* **Given request**:
Copy out every record precisely.

* **Saved entries**:
____
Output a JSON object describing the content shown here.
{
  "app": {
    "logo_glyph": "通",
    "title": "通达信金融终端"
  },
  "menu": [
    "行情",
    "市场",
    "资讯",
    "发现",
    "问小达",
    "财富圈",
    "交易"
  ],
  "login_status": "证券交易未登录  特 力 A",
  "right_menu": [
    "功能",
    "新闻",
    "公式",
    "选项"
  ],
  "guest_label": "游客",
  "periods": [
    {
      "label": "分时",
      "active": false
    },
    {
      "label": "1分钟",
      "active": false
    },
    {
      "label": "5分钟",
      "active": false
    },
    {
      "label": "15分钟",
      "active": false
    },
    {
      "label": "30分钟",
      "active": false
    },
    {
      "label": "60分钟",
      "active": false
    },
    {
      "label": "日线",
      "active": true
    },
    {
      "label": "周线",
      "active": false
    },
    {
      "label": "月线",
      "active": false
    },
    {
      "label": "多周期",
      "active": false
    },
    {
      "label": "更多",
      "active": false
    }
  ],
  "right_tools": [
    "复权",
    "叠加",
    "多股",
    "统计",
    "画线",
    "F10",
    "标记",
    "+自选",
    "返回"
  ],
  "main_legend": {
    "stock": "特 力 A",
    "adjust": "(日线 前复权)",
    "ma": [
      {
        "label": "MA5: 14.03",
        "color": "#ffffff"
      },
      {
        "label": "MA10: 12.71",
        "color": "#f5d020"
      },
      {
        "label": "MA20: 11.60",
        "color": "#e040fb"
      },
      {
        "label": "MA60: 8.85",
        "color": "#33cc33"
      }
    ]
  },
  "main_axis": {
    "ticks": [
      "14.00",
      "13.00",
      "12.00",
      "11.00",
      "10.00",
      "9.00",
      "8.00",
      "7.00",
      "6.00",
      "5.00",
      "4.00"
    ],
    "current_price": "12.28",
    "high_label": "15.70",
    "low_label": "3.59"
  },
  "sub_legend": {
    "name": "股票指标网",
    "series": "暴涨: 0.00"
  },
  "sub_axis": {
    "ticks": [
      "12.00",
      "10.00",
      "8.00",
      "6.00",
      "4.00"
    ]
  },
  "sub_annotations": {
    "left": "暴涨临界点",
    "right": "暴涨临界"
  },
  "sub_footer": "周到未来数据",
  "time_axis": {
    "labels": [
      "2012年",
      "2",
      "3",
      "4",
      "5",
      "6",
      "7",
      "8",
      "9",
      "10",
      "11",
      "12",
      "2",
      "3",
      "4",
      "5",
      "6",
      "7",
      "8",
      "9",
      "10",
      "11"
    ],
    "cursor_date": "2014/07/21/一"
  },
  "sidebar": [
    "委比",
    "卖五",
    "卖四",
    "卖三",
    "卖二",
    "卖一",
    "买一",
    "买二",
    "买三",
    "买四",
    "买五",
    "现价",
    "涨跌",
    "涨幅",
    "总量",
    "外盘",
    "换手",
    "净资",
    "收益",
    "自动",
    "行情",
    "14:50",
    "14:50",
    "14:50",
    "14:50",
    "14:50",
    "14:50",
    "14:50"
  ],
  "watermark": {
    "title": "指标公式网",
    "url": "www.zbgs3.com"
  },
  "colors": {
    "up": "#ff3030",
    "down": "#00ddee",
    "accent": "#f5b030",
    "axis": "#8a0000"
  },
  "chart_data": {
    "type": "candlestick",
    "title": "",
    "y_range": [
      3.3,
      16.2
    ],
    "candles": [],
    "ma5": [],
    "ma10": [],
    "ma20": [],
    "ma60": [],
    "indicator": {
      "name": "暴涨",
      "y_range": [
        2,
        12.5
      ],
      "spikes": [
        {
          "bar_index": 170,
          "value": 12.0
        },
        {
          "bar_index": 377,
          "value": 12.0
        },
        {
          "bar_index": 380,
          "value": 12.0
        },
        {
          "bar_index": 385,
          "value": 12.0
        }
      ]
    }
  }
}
____
* **Task response**:
Output a JSON object describing the content shown here.
{
  "app": {
    "logo_glyph": "通",
    "title": "通达信金融终端"
  },
  "menu": [
    "行情",
    "市场",
    "资讯",
    "发现",
    "问小达",
    "财富圈",
    "交易"
  ],
  "login_status": "证券交易未登录  特 力 A",
  "right_menu": [
    "功能",
    "新闻",
    "公式",
    "选项"
  ],
  "guest_label": "游客",
  "periods": [
    {
      "label": "分时",
      "active": false
    },
    {
      "label": "1分钟",
      "active": false
    },
    {
      "label": "5分钟",
      "active": false
    },
    {
      "label": "15分钟",
      "active": false
    },
    {
      "label": "30分钟",
      "active": false
    },
    {
      "label": "60分钟",
      "active": false
    },
    {
      "label": "日线",
      "active": true
    },
    {
      "label": "周线",
      "active": false
    },
    {
      "label": "月线",
      "active": false
    },
    {
      "label": "多周期",
      "active": false
    },
    {
      "label": "更多",
      "active": false
    }
  ],
  "right_tools": [
    "复权",
    "叠加",
    "多股",
    "统计",
    "画线",
    "F10",
    "标记",
    "+自选",
    "返回"
  ],
  "main_legend": {
    "stock": "特 力 A",
    "adjust": "(日线 前复权)",
    "ma": [
      {
        "label": "MA5: 14.03",
        "color": "#ffffff"
      },
      {
        "label": "MA10: 12.71",
        "color": "#f5d020"
      },
      {
        "label": "MA20: 11.60",
        "color": "#e040fb"
      },
      {
        "label": "MA60: 8.85",
        "color": "#33cc33"
      }
    ]
  },
  "main_axis": {
    "ticks": [
      "14.00",
      "13.00",
      "12.00",
      "11.00",
      "10.00",
      "9.00",
      "8.00",
      "7.00",
      "6.00",
      "5.00",
      "4.00"
    ],
    "current_price": "12.28",
    "high_label": "15.70",
    "low_label": "3.59"
  },
  "sub_legend": {
    "name": "股票指标网",
    "series": "暴涨: 0.00"
  },
  "sub_axis": {
    "ticks": [
      "12.00",
      "10.00",
      "8.00",
      "6.00",
      "4.00"
    ]
  },
  "sub_annotations": {
    "left": "暴涨临界点",
    "right": "暴涨临界"
  },
  "sub_footer": "周到未来数据",
  "time_axis": {
    "labels": [
      "2012年",
      "2",
      "3",
      "4",
      "5",
      "6",
      "7",
      "8",
      "9",
      "10",
      "11",
      "12",
      "2",
      "3",
      "4",
      "5",
      "6",
      "7",
      "8",
      "9",
      "10",
      "11"
    ],
    "cursor_date": "2014/07/21/一"
  },
  "sidebar": [
    "委比",
    "卖五",
    "卖四",
    "卖三",
    "卖二",
    "卖一",
    "买一",
    "买二",
    "买三",
    "买四",
    "买五",
    "现价",
    "涨跌",
    "涨幅",
    "总量",
    "外盘",
    "换手",
    "净资",
    "收益",
    "自动",
    "行情",
    "14:50",
    "14:50",
    "14:50",
    "14:50",
    "14:50",
    "14:50",
    "14:50"
  ],
  "watermark": {
    "title": "指标公式网",
    "url": "www.zbgs3.com"
  },
  "colors": {
    "up": "#ff3030",
    "down": "#00ddee",
    "accent": "#f5b030",
    "axis": "#8a0000"
  },
  "chart_data": {
    "type": "candlestick",
    "title": "",
    "y_range": [
      3.3,
      16.2
    ],
    "candles": [],
    "ma5": [],
    "ma10": [],
    "ma20": [],
    "ma60": [],
    "indicator": {
      "name": "暴涨",
      "y_range": [
        2,
        12.5
      ],
      "spikes": [
        {
          "bar_index": 170,
          "value": 12.0
        },
        {
          "bar_index": 377,
          "value": 12.0
        },
        {
          "bar_index": 380,
          "value": 12.0
        },
        {
          "bar_index": 385,
          "value": 12.0
        }
      ]
    }
  }
}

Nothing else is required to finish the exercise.